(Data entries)
## BEGIN

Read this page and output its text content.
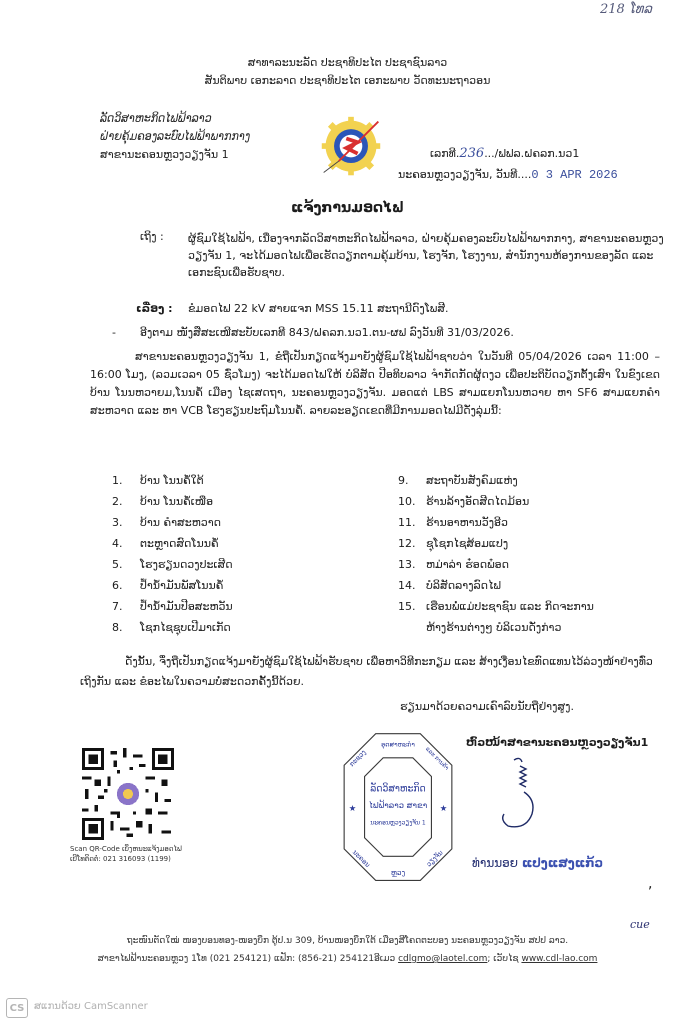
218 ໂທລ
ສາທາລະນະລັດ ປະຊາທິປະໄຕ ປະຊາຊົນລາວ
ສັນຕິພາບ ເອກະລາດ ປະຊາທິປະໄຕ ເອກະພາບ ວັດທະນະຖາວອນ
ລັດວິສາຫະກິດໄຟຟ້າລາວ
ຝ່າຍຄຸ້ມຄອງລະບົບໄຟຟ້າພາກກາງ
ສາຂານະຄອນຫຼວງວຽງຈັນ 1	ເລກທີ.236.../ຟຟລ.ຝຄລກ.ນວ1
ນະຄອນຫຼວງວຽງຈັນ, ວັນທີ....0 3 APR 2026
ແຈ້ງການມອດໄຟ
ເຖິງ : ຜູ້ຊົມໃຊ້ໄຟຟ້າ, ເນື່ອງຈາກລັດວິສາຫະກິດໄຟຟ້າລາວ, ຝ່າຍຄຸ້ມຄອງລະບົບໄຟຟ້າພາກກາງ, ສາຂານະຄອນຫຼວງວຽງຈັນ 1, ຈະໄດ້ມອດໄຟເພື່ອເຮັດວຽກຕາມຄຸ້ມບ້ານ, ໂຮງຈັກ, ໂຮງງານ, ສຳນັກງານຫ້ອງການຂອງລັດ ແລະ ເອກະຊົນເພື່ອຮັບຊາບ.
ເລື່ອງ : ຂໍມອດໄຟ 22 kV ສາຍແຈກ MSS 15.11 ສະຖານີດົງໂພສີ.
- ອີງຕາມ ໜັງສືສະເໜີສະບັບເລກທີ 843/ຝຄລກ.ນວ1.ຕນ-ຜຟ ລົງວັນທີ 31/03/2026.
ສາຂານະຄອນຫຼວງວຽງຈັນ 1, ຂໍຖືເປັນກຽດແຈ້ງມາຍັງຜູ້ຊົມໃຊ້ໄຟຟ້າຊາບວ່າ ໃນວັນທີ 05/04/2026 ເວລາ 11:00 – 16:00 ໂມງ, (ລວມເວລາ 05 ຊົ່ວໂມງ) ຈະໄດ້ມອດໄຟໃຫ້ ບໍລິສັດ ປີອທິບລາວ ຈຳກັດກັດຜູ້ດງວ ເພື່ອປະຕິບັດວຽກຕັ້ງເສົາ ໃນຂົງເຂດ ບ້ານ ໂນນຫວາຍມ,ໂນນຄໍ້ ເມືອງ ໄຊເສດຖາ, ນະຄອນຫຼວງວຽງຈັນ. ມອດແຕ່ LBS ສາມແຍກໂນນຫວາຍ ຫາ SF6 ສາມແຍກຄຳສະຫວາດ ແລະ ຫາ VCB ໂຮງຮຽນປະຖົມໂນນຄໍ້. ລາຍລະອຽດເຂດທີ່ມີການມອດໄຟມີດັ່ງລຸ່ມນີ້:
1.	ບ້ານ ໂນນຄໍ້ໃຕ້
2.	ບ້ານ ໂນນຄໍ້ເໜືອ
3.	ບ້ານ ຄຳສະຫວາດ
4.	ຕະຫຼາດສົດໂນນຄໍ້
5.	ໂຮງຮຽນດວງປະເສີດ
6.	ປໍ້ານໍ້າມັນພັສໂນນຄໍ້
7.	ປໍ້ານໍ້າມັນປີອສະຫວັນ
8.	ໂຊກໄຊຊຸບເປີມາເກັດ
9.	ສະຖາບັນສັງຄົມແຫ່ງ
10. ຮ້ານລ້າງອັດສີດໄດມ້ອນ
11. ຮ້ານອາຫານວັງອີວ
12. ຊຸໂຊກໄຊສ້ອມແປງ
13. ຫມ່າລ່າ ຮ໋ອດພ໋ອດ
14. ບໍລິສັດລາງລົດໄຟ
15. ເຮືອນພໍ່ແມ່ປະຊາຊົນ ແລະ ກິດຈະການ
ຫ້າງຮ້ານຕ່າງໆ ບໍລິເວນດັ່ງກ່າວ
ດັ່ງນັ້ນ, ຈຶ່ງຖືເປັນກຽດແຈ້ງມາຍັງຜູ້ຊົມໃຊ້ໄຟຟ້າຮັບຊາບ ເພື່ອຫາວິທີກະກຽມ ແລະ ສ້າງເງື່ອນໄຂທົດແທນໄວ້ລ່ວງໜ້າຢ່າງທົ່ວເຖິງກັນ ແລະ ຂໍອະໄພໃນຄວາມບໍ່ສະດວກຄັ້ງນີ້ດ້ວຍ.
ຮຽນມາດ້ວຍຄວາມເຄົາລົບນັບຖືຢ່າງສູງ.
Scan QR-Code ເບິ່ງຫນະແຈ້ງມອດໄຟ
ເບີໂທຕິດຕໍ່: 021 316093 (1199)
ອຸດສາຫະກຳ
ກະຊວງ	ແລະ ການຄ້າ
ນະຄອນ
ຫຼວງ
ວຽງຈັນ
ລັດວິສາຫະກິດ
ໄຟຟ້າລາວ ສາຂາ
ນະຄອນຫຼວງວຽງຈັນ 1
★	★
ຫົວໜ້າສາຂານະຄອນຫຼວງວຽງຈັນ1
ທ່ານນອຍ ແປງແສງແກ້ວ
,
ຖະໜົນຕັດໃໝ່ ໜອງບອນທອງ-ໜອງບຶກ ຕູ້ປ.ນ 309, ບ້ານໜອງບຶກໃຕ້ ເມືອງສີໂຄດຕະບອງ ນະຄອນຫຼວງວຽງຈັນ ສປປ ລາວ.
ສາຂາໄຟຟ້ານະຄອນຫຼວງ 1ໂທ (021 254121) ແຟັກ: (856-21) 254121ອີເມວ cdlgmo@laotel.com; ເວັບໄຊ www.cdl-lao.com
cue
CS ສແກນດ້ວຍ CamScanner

## END

** Aim of the task **
Collect each line of the entries that has the word "ຝຄລກ", copying it in full.

** Full output **
ສາຂານະຄອນຫຼວງວຽງຈັນ 1	ເລກທີ.236.../ຟຟລ.ຝຄລກ.ນວ1
- ອີງຕາມ ໜັງສືສະເໜີສະບັບເລກທີ 843/ຝຄລກ.ນວ1.ຕນ-ຜຟ ລົງວັນທີ 31/03/2026.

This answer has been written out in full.